» **REQUIREMENT**: Go through the data below. Pull out every line that has the word "SDHC".

» **RECORDS FOR PROCESSING**:
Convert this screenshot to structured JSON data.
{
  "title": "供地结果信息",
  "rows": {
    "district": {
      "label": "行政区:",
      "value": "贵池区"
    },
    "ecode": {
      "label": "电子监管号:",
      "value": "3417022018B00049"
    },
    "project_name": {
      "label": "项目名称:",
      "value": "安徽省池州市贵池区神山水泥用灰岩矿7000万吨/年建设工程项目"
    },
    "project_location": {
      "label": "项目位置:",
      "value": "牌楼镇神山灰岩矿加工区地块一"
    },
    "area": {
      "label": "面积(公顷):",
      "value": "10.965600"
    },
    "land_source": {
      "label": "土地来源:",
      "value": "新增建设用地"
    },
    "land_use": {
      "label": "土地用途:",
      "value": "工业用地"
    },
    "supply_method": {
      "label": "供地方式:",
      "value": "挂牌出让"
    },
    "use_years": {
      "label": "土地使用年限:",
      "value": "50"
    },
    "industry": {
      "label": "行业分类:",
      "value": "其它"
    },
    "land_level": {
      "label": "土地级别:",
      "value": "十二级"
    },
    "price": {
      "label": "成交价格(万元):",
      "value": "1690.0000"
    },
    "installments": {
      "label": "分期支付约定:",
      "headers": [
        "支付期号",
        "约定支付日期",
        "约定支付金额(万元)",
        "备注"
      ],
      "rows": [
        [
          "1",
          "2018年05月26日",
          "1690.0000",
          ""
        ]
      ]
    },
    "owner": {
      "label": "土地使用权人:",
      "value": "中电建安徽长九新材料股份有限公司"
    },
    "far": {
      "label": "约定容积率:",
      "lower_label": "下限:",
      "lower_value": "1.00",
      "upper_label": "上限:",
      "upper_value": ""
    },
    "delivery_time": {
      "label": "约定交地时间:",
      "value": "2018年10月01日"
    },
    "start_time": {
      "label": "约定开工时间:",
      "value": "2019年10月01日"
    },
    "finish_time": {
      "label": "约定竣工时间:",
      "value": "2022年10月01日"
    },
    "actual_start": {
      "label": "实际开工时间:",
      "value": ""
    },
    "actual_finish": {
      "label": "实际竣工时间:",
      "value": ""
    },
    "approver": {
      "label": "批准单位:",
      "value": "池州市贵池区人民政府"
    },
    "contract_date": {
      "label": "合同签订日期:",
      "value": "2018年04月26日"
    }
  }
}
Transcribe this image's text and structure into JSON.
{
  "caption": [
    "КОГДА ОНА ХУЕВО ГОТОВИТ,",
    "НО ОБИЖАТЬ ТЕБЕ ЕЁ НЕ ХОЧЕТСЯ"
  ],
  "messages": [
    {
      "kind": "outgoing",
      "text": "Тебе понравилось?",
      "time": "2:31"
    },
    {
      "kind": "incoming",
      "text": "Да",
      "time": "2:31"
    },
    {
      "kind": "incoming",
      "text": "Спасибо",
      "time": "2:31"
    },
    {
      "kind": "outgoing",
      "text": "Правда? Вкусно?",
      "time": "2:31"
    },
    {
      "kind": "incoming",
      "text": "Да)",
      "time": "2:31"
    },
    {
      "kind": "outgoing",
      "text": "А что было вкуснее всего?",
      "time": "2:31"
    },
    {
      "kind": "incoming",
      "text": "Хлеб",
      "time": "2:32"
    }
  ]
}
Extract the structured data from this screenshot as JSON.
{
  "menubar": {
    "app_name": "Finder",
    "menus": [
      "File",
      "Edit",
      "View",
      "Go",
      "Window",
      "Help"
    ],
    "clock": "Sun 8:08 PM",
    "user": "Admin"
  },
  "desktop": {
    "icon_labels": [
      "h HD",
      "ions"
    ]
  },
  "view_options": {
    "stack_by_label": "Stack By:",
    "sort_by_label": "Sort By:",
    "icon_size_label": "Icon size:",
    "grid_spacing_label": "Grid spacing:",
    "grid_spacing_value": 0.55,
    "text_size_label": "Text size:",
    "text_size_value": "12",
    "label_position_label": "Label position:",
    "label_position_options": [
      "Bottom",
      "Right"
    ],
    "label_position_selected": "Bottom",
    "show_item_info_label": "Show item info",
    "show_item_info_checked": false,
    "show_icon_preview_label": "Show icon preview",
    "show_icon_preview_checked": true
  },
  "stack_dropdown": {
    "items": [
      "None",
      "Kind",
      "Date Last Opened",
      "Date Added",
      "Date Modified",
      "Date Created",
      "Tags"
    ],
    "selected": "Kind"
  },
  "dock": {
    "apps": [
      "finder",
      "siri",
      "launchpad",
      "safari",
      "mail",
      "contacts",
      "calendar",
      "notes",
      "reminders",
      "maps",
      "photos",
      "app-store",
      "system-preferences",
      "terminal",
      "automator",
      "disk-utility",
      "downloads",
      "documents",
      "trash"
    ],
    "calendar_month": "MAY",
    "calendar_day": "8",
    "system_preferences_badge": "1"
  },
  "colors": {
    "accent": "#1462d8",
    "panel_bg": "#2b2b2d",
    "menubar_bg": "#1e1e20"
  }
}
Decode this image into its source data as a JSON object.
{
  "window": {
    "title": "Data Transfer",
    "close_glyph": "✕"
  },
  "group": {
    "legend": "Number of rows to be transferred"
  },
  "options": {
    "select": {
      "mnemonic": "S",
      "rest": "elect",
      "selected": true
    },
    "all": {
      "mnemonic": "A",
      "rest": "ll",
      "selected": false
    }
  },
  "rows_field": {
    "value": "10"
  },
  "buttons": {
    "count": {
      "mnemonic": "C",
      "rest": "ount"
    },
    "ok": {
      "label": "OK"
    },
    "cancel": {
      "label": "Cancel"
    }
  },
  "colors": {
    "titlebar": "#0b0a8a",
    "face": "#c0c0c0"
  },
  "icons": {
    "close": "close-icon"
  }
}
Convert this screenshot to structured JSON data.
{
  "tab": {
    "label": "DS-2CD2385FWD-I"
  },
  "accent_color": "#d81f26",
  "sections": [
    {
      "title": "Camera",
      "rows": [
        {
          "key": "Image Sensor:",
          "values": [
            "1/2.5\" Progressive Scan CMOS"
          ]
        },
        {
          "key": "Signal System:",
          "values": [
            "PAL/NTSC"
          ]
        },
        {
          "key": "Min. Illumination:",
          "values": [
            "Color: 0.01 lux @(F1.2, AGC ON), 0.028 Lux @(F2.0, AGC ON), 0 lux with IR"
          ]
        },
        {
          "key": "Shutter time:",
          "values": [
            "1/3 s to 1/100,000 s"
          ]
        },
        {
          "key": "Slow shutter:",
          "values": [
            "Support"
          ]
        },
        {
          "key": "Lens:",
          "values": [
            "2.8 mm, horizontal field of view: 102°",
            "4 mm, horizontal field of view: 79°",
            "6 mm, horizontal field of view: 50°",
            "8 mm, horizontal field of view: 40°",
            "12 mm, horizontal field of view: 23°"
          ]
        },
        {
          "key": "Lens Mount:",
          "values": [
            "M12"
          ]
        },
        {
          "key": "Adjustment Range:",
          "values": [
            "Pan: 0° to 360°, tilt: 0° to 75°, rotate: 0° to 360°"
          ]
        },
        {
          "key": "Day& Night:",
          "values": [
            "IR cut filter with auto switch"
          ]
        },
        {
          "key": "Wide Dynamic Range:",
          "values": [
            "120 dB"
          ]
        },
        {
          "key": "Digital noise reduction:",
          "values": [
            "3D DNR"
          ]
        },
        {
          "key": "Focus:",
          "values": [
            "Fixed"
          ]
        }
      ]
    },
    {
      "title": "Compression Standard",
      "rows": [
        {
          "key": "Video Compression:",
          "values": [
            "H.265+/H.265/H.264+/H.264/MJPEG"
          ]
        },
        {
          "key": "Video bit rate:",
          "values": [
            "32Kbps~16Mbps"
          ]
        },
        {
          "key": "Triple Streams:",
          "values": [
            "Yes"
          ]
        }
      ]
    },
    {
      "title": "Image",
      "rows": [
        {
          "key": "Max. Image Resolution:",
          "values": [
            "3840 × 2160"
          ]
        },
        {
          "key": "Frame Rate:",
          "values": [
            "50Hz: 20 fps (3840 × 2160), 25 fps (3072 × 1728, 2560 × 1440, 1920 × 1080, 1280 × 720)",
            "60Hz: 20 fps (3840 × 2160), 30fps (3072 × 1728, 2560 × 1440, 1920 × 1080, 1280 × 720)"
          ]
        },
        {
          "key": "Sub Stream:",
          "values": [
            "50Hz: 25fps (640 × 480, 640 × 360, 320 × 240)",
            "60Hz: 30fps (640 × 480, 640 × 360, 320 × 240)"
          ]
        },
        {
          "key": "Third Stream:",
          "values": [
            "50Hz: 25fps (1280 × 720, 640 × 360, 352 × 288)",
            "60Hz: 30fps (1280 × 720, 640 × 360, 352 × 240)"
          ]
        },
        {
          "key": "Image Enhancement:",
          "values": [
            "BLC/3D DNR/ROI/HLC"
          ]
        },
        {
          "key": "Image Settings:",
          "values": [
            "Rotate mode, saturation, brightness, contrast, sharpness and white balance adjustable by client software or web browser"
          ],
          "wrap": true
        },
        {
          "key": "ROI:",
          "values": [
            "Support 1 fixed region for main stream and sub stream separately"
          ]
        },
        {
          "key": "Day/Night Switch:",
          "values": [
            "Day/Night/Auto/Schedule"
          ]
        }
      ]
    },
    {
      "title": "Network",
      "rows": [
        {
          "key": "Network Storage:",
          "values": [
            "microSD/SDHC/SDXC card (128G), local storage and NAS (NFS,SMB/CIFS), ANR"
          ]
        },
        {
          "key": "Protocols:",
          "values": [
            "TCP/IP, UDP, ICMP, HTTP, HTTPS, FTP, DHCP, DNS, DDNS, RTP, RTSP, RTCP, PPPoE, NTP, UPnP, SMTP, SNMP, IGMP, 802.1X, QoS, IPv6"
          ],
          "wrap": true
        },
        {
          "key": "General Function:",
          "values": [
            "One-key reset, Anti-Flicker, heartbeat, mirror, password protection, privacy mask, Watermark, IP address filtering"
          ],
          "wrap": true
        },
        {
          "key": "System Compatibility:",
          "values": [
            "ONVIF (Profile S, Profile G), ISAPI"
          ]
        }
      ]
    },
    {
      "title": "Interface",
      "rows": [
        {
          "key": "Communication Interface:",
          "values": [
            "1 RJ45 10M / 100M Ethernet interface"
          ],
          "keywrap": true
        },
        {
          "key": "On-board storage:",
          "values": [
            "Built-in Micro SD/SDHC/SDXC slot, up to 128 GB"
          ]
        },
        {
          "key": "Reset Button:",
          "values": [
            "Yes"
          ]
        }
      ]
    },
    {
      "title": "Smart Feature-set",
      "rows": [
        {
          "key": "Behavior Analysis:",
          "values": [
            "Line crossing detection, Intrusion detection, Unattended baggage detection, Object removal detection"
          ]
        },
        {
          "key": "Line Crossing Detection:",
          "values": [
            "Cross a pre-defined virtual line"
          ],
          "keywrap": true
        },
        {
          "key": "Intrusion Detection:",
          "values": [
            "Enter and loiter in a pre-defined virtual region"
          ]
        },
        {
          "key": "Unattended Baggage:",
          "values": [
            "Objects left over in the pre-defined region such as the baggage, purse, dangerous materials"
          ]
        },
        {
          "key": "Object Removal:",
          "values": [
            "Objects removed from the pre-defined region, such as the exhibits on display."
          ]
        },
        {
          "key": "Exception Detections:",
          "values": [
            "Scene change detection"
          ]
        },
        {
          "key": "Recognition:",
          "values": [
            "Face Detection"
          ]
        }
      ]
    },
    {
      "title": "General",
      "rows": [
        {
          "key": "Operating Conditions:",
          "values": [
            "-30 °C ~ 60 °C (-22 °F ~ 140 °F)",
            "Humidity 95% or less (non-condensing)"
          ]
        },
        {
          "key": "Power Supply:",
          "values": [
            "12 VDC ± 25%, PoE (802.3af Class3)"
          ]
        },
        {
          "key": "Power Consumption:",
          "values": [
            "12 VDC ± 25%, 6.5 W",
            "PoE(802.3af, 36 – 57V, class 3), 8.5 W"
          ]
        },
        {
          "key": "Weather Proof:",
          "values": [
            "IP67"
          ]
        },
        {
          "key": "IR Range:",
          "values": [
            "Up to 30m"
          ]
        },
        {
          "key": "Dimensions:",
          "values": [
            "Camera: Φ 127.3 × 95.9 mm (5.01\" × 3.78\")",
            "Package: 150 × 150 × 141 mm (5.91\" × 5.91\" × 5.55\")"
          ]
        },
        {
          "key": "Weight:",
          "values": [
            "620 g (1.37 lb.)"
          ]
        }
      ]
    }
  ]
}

» **ANSWER FOR THE TASK**:
            "microSD/SDHC/SDXC card (128G), local storage and NAS (NFS,SMB/CIFS), ANR"
            "Built-in Micro SD/SDHC/SDXC slot, up to 128 GB"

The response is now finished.